Recorded data:

★ ★ ★ ★ ★ ★ ★

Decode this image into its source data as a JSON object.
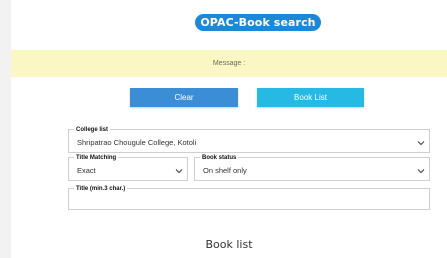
{
  "header": {
    "title": "OPAC-Book search"
  },
  "message": {
    "label": "Message :"
  },
  "buttons": {
    "clear": "Clear",
    "book_list": "Book List"
  },
  "form": {
    "college": {
      "label": "College list",
      "value": "Shripatrao Chougule College, Kotoli"
    },
    "title_matching": {
      "label": "Title Matching",
      "value": "Exact"
    },
    "book_status": {
      "label": "Book status",
      "value": "On shelf only"
    },
    "title": {
      "label": "Title (min.3 char.)",
      "value": ""
    }
  },
  "results": {
    "heading": "Book list"
  },
  "colors": {
    "badge": "#1e88d8",
    "message_bg": "#fbf7c4",
    "clear_button": "#3b8ed6",
    "book_list_button": "#26b9e4"
  },
  "icons": {
    "dropdown": "chevron-down-icon"
  }
}
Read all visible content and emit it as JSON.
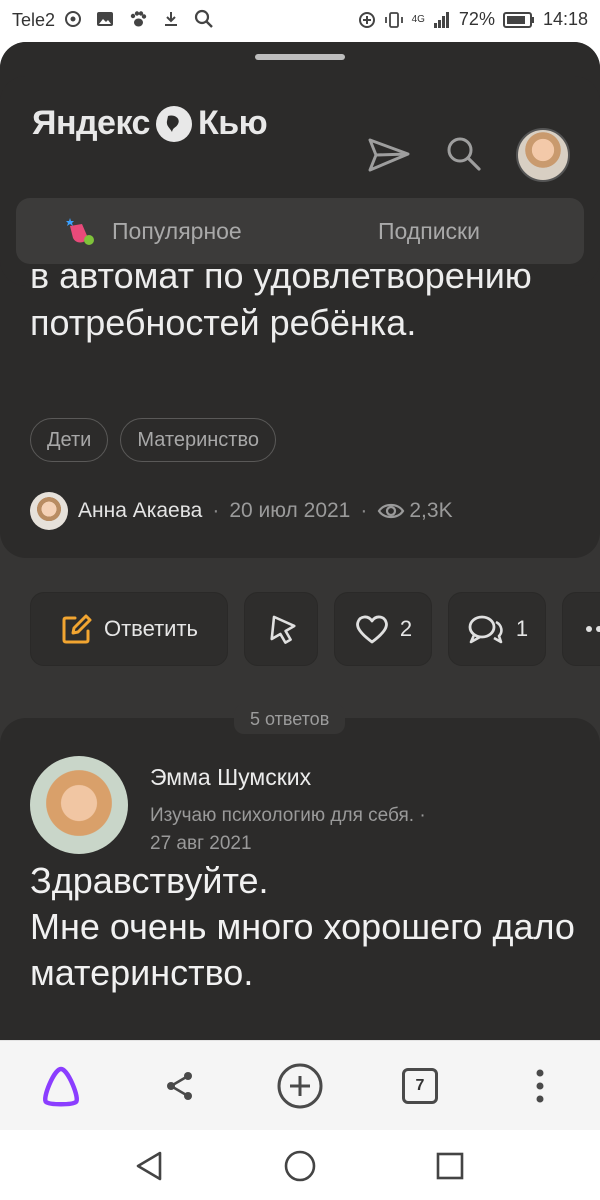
{
  "status_bar": {
    "carrier": "Tele2",
    "network": "4G",
    "battery": "72%",
    "time": "14:18"
  },
  "app": {
    "logo_text_left": "Яндекс",
    "logo_text_right": "Кью"
  },
  "tabs": [
    {
      "label": "Популярное",
      "active": true
    },
    {
      "label": "Подписки",
      "active": false
    }
  ],
  "question": {
    "text": "в автомат по удовлетворению потребностей ребёнка.",
    "tags": [
      "Дети",
      "Материнство"
    ],
    "author": "Анна Акаева",
    "date": "20 июл 2021",
    "views": "2,3K"
  },
  "actions": {
    "reply_label": "Ответить",
    "likes": "2",
    "comments": "1"
  },
  "answers": {
    "count_label": "5 ответов",
    "first": {
      "author": "Эмма Шумских",
      "bio": "Изучаю психологию для себя. ·",
      "date": "27 авг 2021",
      "line1": "Здравствуйте.",
      "line2": "Мне очень много хорошего дало материнство."
    }
  },
  "browser_bar": {
    "tabs_count": "7"
  },
  "colors": {
    "dark_bg": "#2c2b2a",
    "sheet_bg": "#363534",
    "accent_orange": "#f2a531",
    "alice_purple": "#8b3dff"
  }
}
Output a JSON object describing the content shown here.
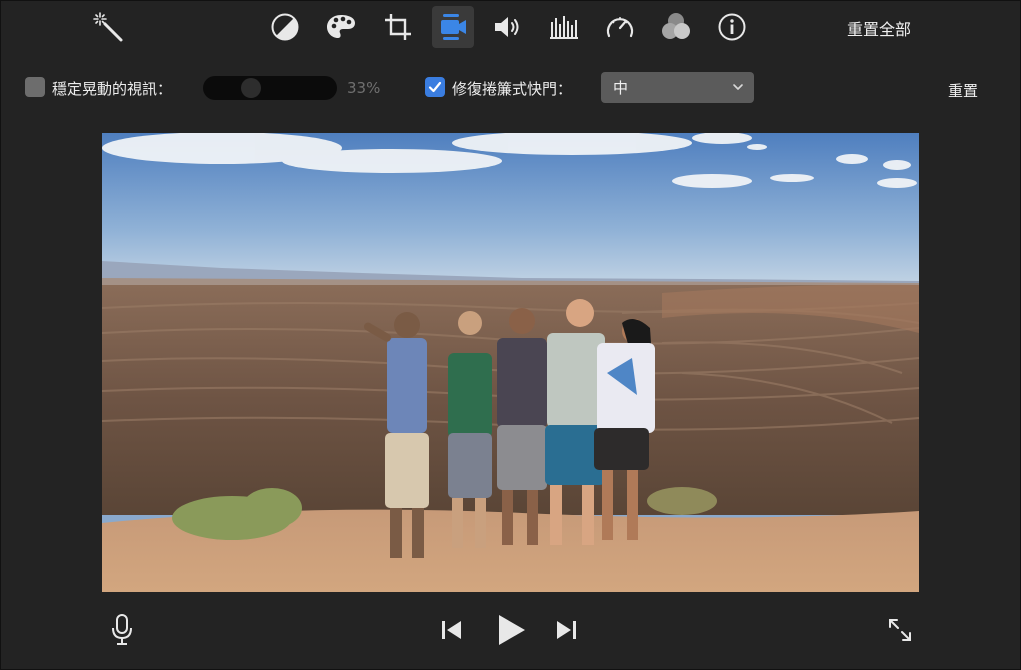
{
  "toolbar": {
    "buttons": [
      {
        "name": "magic-wand",
        "icon": "magic-wand-icon"
      },
      {
        "name": "color-balance",
        "icon": "color-balance-icon"
      },
      {
        "name": "color-correction",
        "icon": "palette-icon"
      },
      {
        "name": "crop",
        "icon": "crop-icon"
      },
      {
        "name": "stabilization",
        "icon": "video-camera-icon",
        "active": true
      },
      {
        "name": "volume",
        "icon": "speaker-icon"
      },
      {
        "name": "noise-equalizer",
        "icon": "equalizer-icon"
      },
      {
        "name": "speed",
        "icon": "speedometer-icon"
      },
      {
        "name": "clip-filter",
        "icon": "filter-circles-icon"
      },
      {
        "name": "clip-info",
        "icon": "info-icon"
      }
    ],
    "reset_all_label": "重置全部"
  },
  "options": {
    "stabilize_label": "穩定晃動的視訊：",
    "stabilize_checked": false,
    "stabilize_amount": "33%",
    "stabilize_amount_fraction": 0.33,
    "rolling_shutter_label": "修復捲簾式快門：",
    "rolling_shutter_checked": true,
    "rolling_shutter_value": "中",
    "reset_label": "重置"
  },
  "colors": {
    "accent": "#3a7de0",
    "active_icon": "#3b86e6",
    "background": "#232323"
  },
  "transport": {
    "voiceover_icon": "microphone-icon",
    "previous_icon": "skip-back-icon",
    "play_icon": "play-icon",
    "next_icon": "skip-forward-icon",
    "fullscreen_icon": "expand-icon"
  }
}
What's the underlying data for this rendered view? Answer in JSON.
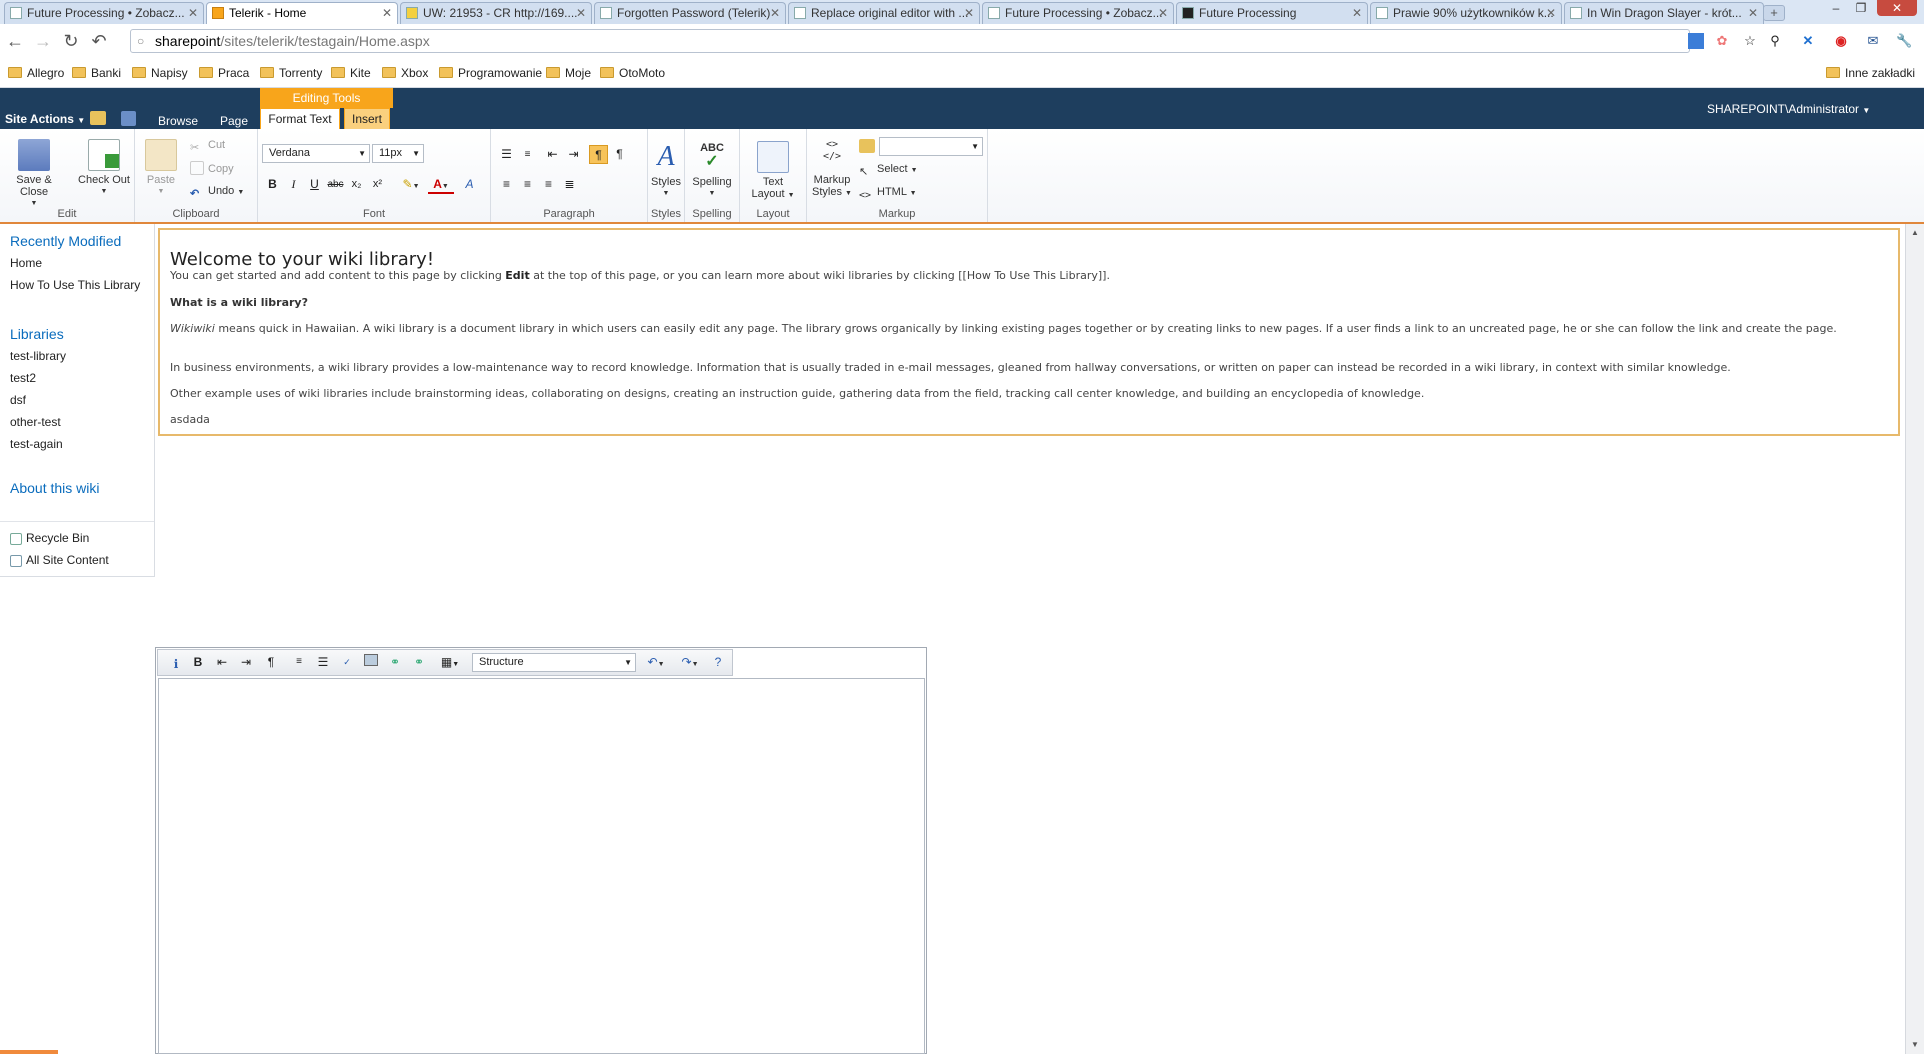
{
  "browser": {
    "tabs": [
      {
        "title": "Future Processing • Zobacz..."
      },
      {
        "title": "Telerik - Home"
      },
      {
        "title": "UW: 21953 - CR http://169...."
      },
      {
        "title": "Forgotten Password (Telerik)"
      },
      {
        "title": "Replace original editor with ..."
      },
      {
        "title": "Future Processing • Zobacz..."
      },
      {
        "title": "Future Processing"
      },
      {
        "title": "Prawie 90% użytkowników k..."
      },
      {
        "title": "In Win Dragon Slayer - krót..."
      }
    ],
    "url_host": "sharepoint",
    "url_path": "/sites/telerik/testagain/Home.aspx",
    "bookmarks": [
      "Allegro",
      "Banki",
      "Napisy",
      "Praca",
      "Torrenty",
      "Kite",
      "Xbox",
      "Programowanie",
      "Moje",
      "OtoMoto"
    ],
    "other_bookmarks": "Inne zakładki"
  },
  "sp": {
    "site_actions": "Site Actions",
    "browse": "Browse",
    "page": "Page",
    "editing_tools": "Editing Tools",
    "format_text": "Format Text",
    "insert": "Insert",
    "user": "SHAREPOINT\\Administrator"
  },
  "ribbon": {
    "edit": {
      "save_close": "Save & Close",
      "check_out": "Check Out",
      "label": "Edit"
    },
    "clipboard": {
      "paste": "Paste",
      "cut": "Cut",
      "copy": "Copy",
      "undo": "Undo",
      "label": "Clipboard"
    },
    "font": {
      "family": "Verdana",
      "size": "11px",
      "label": "Font"
    },
    "paragraph": {
      "label": "Paragraph"
    },
    "styles": {
      "button": "Styles",
      "label": "Styles"
    },
    "spelling": {
      "button": "Spelling",
      "label": "Spelling"
    },
    "layout": {
      "button_line1": "Text",
      "button_line2": "Layout",
      "label": "Layout"
    },
    "markup": {
      "styles_line1": "Markup",
      "styles_line2": "Styles",
      "select": "Select",
      "html": "HTML",
      "label": "Markup"
    }
  },
  "leftnav": {
    "recently_modified": "Recently Modified",
    "recent_items": [
      "Home",
      "How To Use This Library"
    ],
    "libraries": "Libraries",
    "library_items": [
      "test-library",
      "test2",
      "dsf",
      "other-test",
      "test-again"
    ],
    "about": "About this wiki",
    "recycle_bin": "Recycle Bin",
    "all_site_content": "All Site Content"
  },
  "content": {
    "heading": "Welcome to your wiki library!",
    "intro_before": "You can get started and add content to this page by clicking ",
    "intro_bold": "Edit",
    "intro_after": " at the top of this page, or you can learn more about wiki libraries by clicking [[How To Use This Library]].",
    "what_is": "What is a wiki library?",
    "wiki_em": "Wikiwiki",
    "p1_rest": " means quick in Hawaiian. A wiki library is a document library in which users can easily edit any page. The library grows organically by linking existing pages together or by creating links to new pages. If a user finds a link to an uncreated page, he or she can follow the link and create the page.",
    "p2": "In business environments, a wiki library provides a low-maintenance way to record knowledge. Information that is usually traded in e-mail messages, gleaned from hallway conversations, or written on paper can instead be recorded in a wiki library, in context with similar knowledge.",
    "p3": "Other example uses of wiki libraries include brainstorming ideas, collaborating on designs, creating an instruction guide, gathering data from the field, tracking call center knowledge, and building an encyclopedia of knowledge.",
    "p4": "asdada"
  },
  "editor": {
    "format_block": "Structure"
  },
  "colors": {
    "sp_header": "#1e3e5e",
    "accent_orange": "#f8a51b",
    "link_blue": "#0a6cbd"
  }
}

★ ★ ★ ★ ★ ★ ★

WHAT TO PRODUCE
Go through the material line by line. Show each line that contains the string "editor".

SOLUTION
        "title": "Replace original editor with ..."
  "editor": {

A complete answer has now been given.